> Excerpts from a figure dataset:
╔══

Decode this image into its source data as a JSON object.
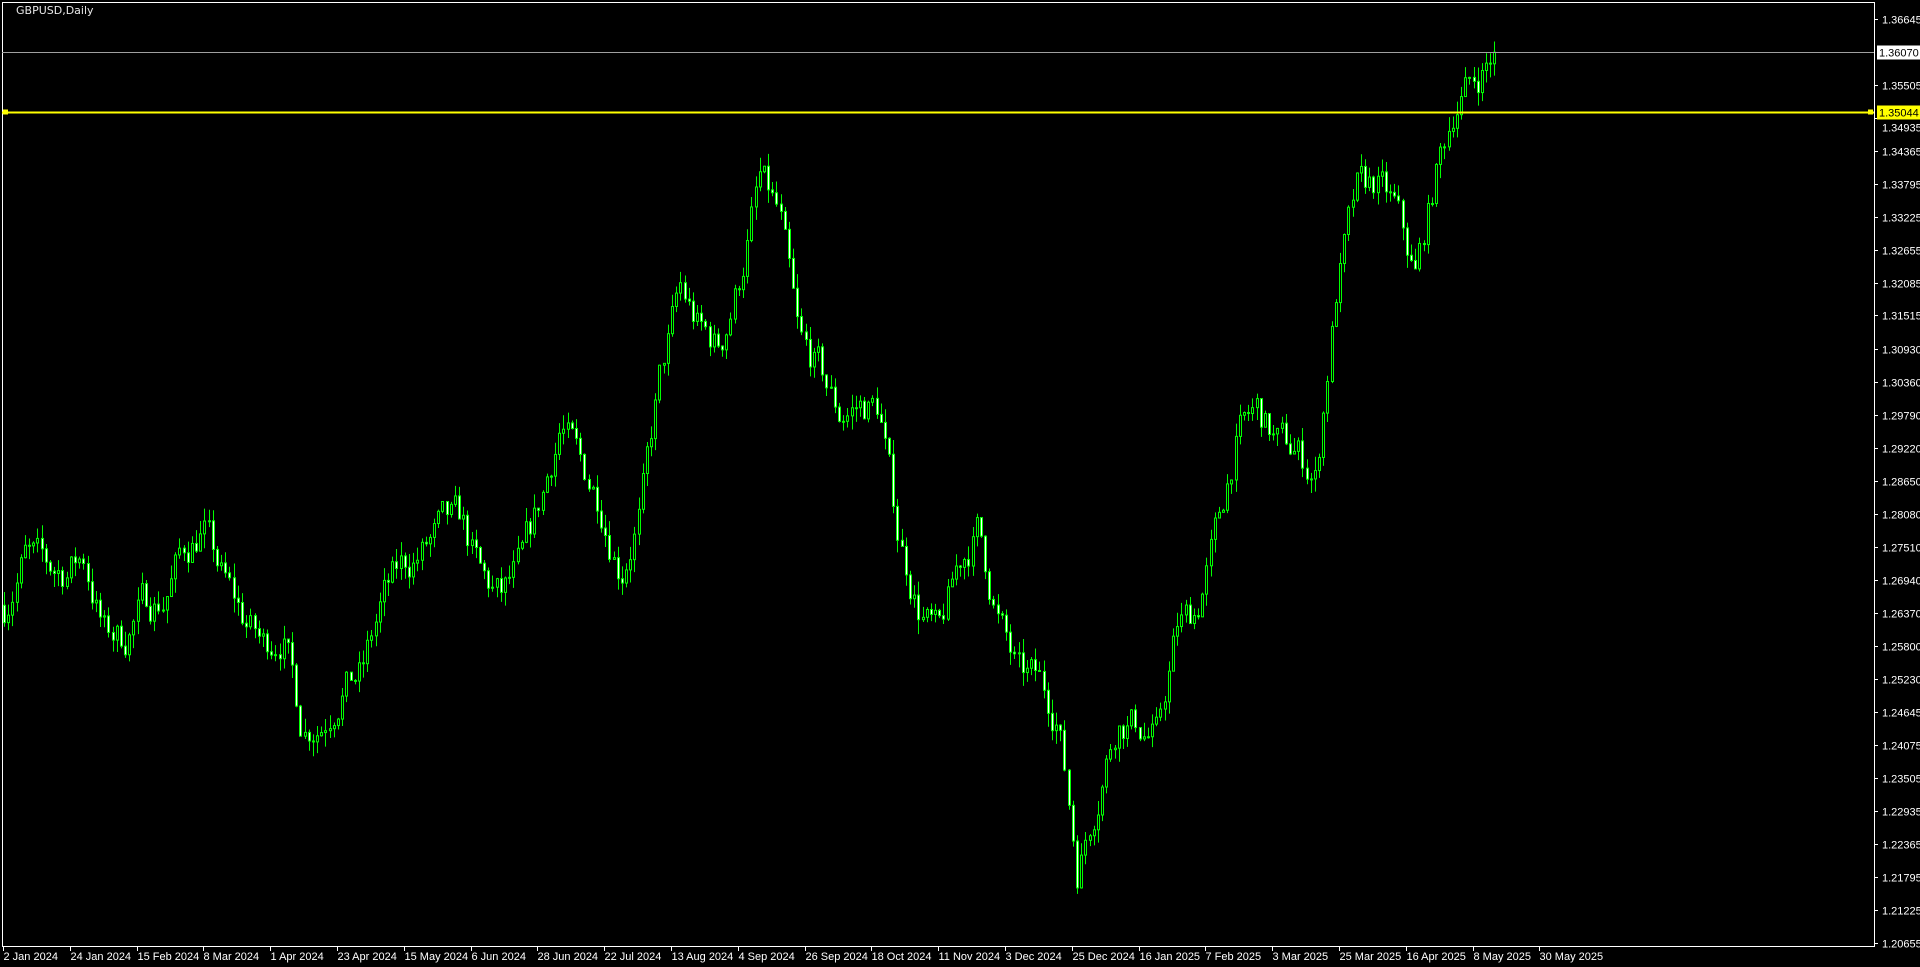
{
  "window": {
    "title": "GBPUSD,Daily"
  },
  "colors": {
    "background": "#000000",
    "frame": "#ffffff",
    "candle_outline": "#00ff00",
    "bull_fill": "#000000",
    "bear_fill": "#ffffff",
    "level_line": "#ffff00",
    "bid_line": "#a0a0a0"
  },
  "chart_data": {
    "type": "candlestick",
    "symbol": "GBPUSD",
    "timeframe": "Daily",
    "grid": false,
    "ylim": [
      1.2045,
      1.3697
    ],
    "y_ticks": [
      "1.36645",
      "1.35505",
      "1.34935",
      "1.34365",
      "1.33795",
      "1.33225",
      "1.32655",
      "1.32085",
      "1.31515",
      "1.30930",
      "1.30360",
      "1.29790",
      "1.29220",
      "1.28650",
      "1.28080",
      "1.27510",
      "1.26940",
      "1.26370",
      "1.25800",
      "1.25230",
      "1.24645",
      "1.24075",
      "1.23505",
      "1.22935",
      "1.22365",
      "1.21795",
      "1.21225",
      "1.20655"
    ],
    "x_ticks": [
      "2 Jan 2024",
      "24 Jan 2024",
      "15 Feb 2024",
      "8 Mar 2024",
      "1 Apr 2024",
      "23 Apr 2024",
      "15 May 2024",
      "6 Jun 2024",
      "28 Jun 2024",
      "22 Jul 2024",
      "13 Aug 2024",
      "4 Sep 2024",
      "26 Sep 2024",
      "18 Oct 2024",
      "11 Nov 2024",
      "3 Dec 2024",
      "25 Dec 2024",
      "16 Jan 2025",
      "7 Feb 2025",
      "3 Mar 2025",
      "25 Mar 2025",
      "16 Apr 2025",
      "8 May 2025",
      "30 May 2025"
    ],
    "weekly_closes_start": "2 Jan 2024",
    "weekly_closes": [
      1.265,
      1.2737,
      1.2714,
      1.2709,
      1.2735,
      1.2603,
      1.2593,
      1.2654,
      1.2661,
      1.2745,
      1.2783,
      1.2694,
      1.2629,
      1.258,
      1.2606,
      1.2442,
      1.2451,
      1.2512,
      1.2531,
      1.2656,
      1.2716,
      1.2741,
      1.2781,
      1.2794,
      1.2694,
      1.2661,
      1.2714,
      1.283,
      1.2966,
      1.2887,
      1.2834,
      1.2714,
      1.2809,
      1.3038,
      1.3194,
      1.3124,
      1.3097,
      1.3216,
      1.3385,
      1.3321,
      1.3097,
      1.3057,
      1.298,
      1.2995,
      1.2993,
      1.2769,
      1.265,
      1.2589,
      1.2718,
      1.2783,
      1.2629,
      1.2525,
      1.2519,
      1.2464,
      1.2195,
      1.2326,
      1.2455,
      1.2445,
      1.2417,
      1.2608,
      1.2644,
      1.2775,
      1.2938,
      1.2987,
      1.2932,
      1.2917,
      1.287,
      1.3186,
      1.336,
      1.3381,
      1.3332,
      1.3216,
      1.3387,
      1.3523,
      1.3559,
      1.3607
    ],
    "horizontal_line": {
      "price": "1.35044"
    },
    "bid_price": "1.36070"
  }
}
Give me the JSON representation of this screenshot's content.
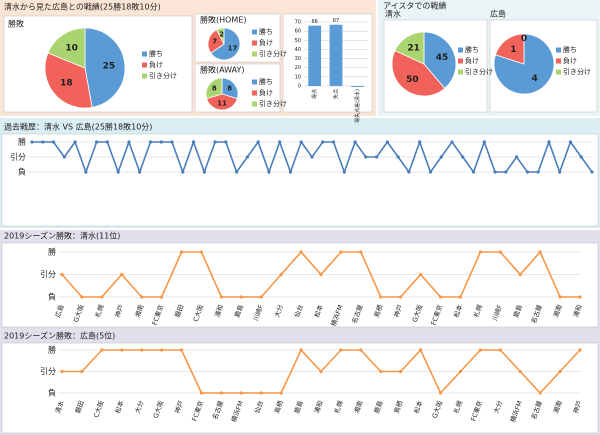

╚══

> The task:
Make a verbatim copy of all the entries and strip out the pictures.

> Task solution:
Decode this image into its source data as a JSON object.
{
  "window": {
    "title": "GBPUSD,Daily"
  },
  "colors": {
    "background": "#000000",
    "frame": "#ffffff",
    "candle_outline": "#00ff00",
    "bull_fill": "#000000",
    "bear_fill": "#ffffff",
    "level_line": "#ffff00",
    "bid_line": "#a0a0a0"
  },
  "chart_data": {
    "type": "candlestick",
    "symbol": "GBPUSD",
    "timeframe": "Daily",
    "grid": false,
    "ylim": [
      1.2045,
      1.3697
    ],
    "y_ticks": [
      "1.36645",
      "1.35505",
      "1.34935",
      "1.34365",
      "1.33795",
      "1.33225",
      "1.32655",
      "1.32085",
      "1.31515",
      "1.30930",
      "1.30360",
      "1.29790",
      "1.29220",
      "1.28650",
      "1.28080",
      "1.27510",
      "1.26940",
      "1.26370",
      "1.25800",
      "1.25230",
      "1.24645",
      "1.24075",
      "1.23505",
      "1.22935",
      "1.22365",
      "1.21795",
      "1.21225",
      "1.20655"
    ],
    "x_ticks": [
      "2 Jan 2024",
      "24 Jan 2024",
      "15 Feb 2024",
      "8 Mar 2024",
      "1 Apr 2024",
      "23 Apr 2024",
      "15 May 2024",
      "6 Jun 2024",
      "28 Jun 2024",
      "22 Jul 2024",
      "13 Aug 2024",
      "4 Sep 2024",
      "26 Sep 2024",
      "18 Oct 2024",
      "11 Nov 2024",
      "3 Dec 2024",
      "25 Dec 2024",
      "16 Jan 2025",
      "7 Feb 2025",
      "3 Mar 2025",
      "25 Mar 2025",
      "16 Apr 2025",
      "8 May 2025",
      "30 May 2025"
    ],
    "weekly_closes_start": "2 Jan 2024",
    "weekly_closes": [
      1.265,
      1.2737,
      1.2714,
      1.2709,
      1.2735,
      1.2603,
      1.2593,
      1.2654,
      1.2661,
      1.2745,
      1.2783,
      1.2694,
      1.2629,
      1.258,
      1.2606,
      1.2442,
      1.2451,
      1.2512,
      1.2531,
      1.2656,
      1.2716,
      1.2741,
      1.2781,
      1.2794,
      1.2694,
      1.2661,
      1.2714,
      1.283,
      1.2966,
      1.2887,
      1.2834,
      1.2714,
      1.2809,
      1.3038,
      1.3194,
      1.3124,
      1.3097,
      1.3216,
      1.3385,
      1.3321,
      1.3097,
      1.3057,
      1.298,
      1.2995,
      1.2993,
      1.2769,
      1.265,
      1.2589,
      1.2718,
      1.2783,
      1.2629,
      1.2525,
      1.2519,
      1.2464,
      1.2195,
      1.2326,
      1.2455,
      1.2445,
      1.2417,
      1.2608,
      1.2644,
      1.2775,
      1.2938,
      1.2987,
      1.2932,
      1.2917,
      1.287,
      1.3186,
      1.336,
      1.3381,
      1.3332,
      1.3216,
      1.3387,
      1.3523,
      1.3559,
      1.3607
    ],
    "horizontal_line": {
      "price": "1.35044"
    },
    "bid_price": "1.36070"
  }
}
Give me the JSON representation of this screenshot's content.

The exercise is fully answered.